The entire listing is to be repeated verbatim.
• • • • •
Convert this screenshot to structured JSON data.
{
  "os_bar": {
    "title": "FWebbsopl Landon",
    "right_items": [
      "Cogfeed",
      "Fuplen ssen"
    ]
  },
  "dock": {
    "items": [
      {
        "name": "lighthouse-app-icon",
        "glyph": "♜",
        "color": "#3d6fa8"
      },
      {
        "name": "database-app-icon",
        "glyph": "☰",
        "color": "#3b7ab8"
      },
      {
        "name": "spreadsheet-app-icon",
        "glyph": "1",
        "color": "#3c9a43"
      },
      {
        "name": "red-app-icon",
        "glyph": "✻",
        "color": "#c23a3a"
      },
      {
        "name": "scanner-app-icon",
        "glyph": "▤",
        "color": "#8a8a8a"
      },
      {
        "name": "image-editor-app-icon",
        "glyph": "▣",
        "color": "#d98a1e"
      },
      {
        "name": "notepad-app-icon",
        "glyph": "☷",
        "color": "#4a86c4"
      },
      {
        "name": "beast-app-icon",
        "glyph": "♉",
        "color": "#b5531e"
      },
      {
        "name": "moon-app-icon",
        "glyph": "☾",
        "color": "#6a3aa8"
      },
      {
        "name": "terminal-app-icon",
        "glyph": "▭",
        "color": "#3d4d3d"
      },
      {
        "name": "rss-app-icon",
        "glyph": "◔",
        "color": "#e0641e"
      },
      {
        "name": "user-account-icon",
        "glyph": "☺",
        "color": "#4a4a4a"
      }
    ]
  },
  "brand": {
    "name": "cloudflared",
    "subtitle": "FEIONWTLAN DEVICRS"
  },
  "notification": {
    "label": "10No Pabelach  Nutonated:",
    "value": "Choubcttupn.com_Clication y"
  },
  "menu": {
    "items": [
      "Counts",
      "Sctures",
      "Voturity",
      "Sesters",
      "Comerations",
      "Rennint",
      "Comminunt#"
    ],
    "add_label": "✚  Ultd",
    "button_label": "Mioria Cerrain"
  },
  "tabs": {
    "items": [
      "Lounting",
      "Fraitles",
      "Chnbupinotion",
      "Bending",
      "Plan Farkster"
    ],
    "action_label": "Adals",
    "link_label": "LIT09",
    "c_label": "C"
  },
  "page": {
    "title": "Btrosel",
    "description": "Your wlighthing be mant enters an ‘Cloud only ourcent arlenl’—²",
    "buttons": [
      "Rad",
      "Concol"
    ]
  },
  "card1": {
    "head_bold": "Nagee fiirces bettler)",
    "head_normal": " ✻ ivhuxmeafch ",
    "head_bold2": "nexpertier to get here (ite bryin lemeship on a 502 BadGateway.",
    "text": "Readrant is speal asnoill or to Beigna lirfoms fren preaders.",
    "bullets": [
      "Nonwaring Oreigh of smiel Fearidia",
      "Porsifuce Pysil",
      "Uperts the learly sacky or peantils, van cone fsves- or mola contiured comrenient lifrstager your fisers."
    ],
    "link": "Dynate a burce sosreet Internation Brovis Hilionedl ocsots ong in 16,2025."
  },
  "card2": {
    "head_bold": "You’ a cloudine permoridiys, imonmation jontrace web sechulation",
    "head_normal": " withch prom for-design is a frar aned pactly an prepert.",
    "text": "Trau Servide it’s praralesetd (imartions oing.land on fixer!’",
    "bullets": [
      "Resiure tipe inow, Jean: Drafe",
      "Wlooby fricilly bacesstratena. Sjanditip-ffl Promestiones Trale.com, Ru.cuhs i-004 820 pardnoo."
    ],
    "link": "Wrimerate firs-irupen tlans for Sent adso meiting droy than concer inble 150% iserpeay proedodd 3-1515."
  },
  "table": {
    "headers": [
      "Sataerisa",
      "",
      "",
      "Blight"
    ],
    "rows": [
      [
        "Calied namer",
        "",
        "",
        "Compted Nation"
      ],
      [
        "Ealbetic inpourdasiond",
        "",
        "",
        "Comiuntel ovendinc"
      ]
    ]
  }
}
• • • • •
Written answer ::
Convert this screenshot to structured JSON data.
{
  "os_bar": {
    "title": "FWebbsopl Landon",
    "right_items": [
      "Cogfeed",
      "Fuplen ssen"
    ]
  },
  "dock": {
    "items": [
      {
        "name": "lighthouse-app-icon",
        "glyph": "♜",
        "color": "#3d6fa8"
      },
      {
        "name": "database-app-icon",
        "glyph": "☰",
        "color": "#3b7ab8"
      },
      {
        "name": "spreadsheet-app-icon",
        "glyph": "1",
        "color": "#3c9a43"
      },
      {
        "name": "red-app-icon",
        "glyph": "✻",
        "color": "#c23a3a"
      },
      {
        "name": "scanner-app-icon",
        "glyph": "▤",
        "color": "#8a8a8a"
      },
      {
        "name": "image-editor-app-icon",
        "glyph": "▣",
        "color": "#d98a1e"
      },
      {
        "name": "notepad-app-icon",
        "glyph": "☷",
        "color": "#4a86c4"
      },
      {
        "name": "beast-app-icon",
        "glyph": "♉",
        "color": "#b5531e"
      },
      {
        "name": "moon-app-icon",
        "glyph": "☾",
        "color": "#6a3aa8"
      },
      {
        "name": "terminal-app-icon",
        "glyph": "▭",
        "color": "#3d4d3d"
      },
      {
        "name": "rss-app-icon",
        "glyph": "◔",
        "color": "#e0641e"
      },
      {
        "name": "user-account-icon",
        "glyph": "☺",
        "color": "#4a4a4a"
      }
    ]
  },
  "brand": {
    "name": "cloudflared",
    "subtitle": "FEIONWTLAN DEVICRS"
  },
  "notification": {
    "label": "10No Pabelach  Nutonated:",
    "value": "Choubcttupn.com_Clication y"
  },
  "menu": {
    "items": [
      "Counts",
      "Sctures",
      "Voturity",
      "Sesters",
      "Comerations",
      "Rennint",
      "Comminunt#"
    ],
    "add_label": "✚  Ultd",
    "button_label": "Mioria Cerrain"
  },
  "tabs": {
    "items": [
      "Lounting",
      "Fraitles",
      "Chnbupinotion",
      "Bending",
      "Plan Farkster"
    ],
    "action_label": "Adals",
    "link_label": "LIT09",
    "c_label": "C"
  },
  "page": {
    "title": "Btrosel",
    "description": "Your wlighthing be mant enters an ‘Cloud only ourcent arlenl’—²",
    "buttons": [
      "Rad",
      "Concol"
    ]
  },
  "card1": {
    "head_bold": "Nagee fiirces bettler)",
    "head_normal": " ✻ ivhuxmeafch ",
    "head_bold2": "nexpertier to get here (ite bryin lemeship on a 502 BadGateway.",
    "text": "Readrant is speal asnoill or to Beigna lirfoms fren preaders.",
    "bullets": [
      "Nonwaring Oreigh of smiel Fearidia",
      "Porsifuce Pysil",
      "Uperts the learly sacky or peantils, van cone fsves- or mola contiured comrenient lifrstager your fisers."
    ],
    "link": "Dynate a burce sosreet Internation Brovis Hilionedl ocsots ong in 16,2025."
  },
  "card2": {
    "head_bold": "You’ a cloudine permoridiys, imonmation jontrace web sechulation",
    "head_normal": " withch prom for-design is a frar aned pactly an prepert.",
    "text": "Trau Servide it’s praralesetd (imartions oing.land on fixer!’",
    "bullets": [
      "Resiure tipe inow, Jean: Drafe",
      "Wlooby fricilly bacesstratena. Sjanditip-ffl Promestiones Trale.com, Ru.cuhs i-004 820 pardnoo."
    ],
    "link": "Wrimerate firs-irupen tlans for Sent adso meiting droy than concer inble 150% iserpeay proedodd 3-1515."
  },
  "table": {
    "headers": [
      "Sataerisa",
      "",
      "",
      "Blight"
    ],
    "rows": [
      [
        "Calied namer",
        "",
        "",
        "Compted Nation"
      ],
      [
        "Ealbetic inpourdasiond",
        "",
        "",
        "Comiuntel ovendinc"
      ]
    ]
  }
}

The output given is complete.